Stored dataset items

┄┄┄┄┄┄┄┄┄┄┄┄┄┄┄┄┄┄┄┄

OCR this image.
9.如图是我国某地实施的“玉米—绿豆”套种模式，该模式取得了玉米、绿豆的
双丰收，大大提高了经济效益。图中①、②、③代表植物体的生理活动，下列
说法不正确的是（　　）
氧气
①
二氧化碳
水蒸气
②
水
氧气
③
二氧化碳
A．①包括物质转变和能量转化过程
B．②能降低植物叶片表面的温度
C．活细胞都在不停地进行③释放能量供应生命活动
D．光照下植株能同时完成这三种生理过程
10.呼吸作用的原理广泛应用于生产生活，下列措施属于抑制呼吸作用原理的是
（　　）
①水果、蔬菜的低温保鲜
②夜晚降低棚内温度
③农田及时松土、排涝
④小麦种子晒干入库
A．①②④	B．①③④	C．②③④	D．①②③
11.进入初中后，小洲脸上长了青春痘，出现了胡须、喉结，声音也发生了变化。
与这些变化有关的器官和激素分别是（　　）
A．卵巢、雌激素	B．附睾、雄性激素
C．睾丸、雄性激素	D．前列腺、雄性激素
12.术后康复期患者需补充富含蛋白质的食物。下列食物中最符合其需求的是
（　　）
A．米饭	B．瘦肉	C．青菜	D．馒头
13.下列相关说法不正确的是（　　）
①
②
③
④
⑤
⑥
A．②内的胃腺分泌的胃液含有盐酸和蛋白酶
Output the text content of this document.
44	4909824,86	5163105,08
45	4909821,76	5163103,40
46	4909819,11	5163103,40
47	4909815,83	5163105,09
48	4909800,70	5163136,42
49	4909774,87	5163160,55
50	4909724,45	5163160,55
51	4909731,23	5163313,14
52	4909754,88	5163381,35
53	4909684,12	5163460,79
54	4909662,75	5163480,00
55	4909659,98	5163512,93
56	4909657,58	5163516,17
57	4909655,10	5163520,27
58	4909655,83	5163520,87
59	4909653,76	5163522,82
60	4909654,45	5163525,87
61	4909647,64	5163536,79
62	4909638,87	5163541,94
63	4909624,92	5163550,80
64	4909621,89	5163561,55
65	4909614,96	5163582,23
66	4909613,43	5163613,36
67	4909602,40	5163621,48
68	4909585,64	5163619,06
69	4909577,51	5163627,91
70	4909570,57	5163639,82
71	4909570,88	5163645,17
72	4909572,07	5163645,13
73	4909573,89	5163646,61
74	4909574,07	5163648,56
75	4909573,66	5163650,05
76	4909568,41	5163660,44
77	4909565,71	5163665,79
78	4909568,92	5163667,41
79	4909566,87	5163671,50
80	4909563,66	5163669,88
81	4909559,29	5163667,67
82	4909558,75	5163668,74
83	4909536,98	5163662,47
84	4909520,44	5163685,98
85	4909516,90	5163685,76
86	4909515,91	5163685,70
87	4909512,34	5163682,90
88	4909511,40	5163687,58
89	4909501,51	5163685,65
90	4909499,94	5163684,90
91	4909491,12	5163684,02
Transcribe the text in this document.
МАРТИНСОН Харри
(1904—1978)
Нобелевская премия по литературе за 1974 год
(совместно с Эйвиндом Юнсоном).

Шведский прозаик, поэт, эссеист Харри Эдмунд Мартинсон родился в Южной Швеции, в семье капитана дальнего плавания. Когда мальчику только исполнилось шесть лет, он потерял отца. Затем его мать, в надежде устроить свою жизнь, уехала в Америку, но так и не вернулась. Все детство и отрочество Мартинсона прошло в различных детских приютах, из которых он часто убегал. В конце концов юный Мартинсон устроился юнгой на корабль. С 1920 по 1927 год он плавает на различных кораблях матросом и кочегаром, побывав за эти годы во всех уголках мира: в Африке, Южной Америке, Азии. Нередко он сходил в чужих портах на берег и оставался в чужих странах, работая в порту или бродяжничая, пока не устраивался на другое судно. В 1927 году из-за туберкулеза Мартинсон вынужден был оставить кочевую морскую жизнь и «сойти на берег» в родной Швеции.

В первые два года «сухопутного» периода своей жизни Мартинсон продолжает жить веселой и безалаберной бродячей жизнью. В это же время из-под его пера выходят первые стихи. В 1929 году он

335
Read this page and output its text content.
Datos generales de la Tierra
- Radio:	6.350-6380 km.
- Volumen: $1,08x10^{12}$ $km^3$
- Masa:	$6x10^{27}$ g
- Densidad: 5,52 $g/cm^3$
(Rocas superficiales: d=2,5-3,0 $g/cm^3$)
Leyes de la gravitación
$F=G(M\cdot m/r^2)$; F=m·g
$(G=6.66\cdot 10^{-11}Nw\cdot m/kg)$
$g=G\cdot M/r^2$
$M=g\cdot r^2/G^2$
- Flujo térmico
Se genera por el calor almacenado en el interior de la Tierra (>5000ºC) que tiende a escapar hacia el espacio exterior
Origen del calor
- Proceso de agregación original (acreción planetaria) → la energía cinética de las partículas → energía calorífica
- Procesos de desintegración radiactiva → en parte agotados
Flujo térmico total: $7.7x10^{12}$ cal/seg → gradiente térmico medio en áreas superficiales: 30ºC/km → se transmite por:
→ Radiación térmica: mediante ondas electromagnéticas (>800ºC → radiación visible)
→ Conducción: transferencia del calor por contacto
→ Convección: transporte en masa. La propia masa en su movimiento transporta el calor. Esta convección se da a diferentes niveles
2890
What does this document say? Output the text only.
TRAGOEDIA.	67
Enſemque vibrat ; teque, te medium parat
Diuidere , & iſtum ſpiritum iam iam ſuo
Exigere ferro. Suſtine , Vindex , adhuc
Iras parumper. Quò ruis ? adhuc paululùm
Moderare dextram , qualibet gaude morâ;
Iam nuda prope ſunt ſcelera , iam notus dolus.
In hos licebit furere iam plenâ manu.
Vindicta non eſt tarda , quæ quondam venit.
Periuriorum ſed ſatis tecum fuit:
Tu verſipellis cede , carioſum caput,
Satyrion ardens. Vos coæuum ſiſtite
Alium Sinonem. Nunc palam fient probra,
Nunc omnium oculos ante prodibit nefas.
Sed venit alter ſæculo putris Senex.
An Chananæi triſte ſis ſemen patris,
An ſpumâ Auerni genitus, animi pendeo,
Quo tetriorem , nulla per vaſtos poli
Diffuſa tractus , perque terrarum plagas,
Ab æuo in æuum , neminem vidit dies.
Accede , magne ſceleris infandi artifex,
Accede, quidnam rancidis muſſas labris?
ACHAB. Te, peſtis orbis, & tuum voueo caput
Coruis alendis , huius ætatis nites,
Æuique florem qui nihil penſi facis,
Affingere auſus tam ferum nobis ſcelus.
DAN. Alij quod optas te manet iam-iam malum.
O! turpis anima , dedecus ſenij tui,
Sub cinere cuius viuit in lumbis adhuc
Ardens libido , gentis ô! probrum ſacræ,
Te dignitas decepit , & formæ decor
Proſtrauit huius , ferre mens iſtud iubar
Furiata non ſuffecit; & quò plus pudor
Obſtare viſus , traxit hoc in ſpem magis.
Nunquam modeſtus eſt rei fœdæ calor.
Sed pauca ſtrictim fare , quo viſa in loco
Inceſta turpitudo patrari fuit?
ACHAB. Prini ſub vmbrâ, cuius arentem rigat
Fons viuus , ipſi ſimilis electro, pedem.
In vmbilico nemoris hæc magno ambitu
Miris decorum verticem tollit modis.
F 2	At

┄┄┄┄┄┄┄┄┄┄┄┄┄┄┄┄┄┄┄┄

Request
Identify all lines where the word "superficiales" shows up. Copy them.

Response
(Rocas superficiales: d=2,5-3,0 $g/cm^3$)
Flujo térmico total: $7.7x10^{12}$ cal/seg → gradiente térmico medio en áreas superficiales: 30ºC/km → se transmite por:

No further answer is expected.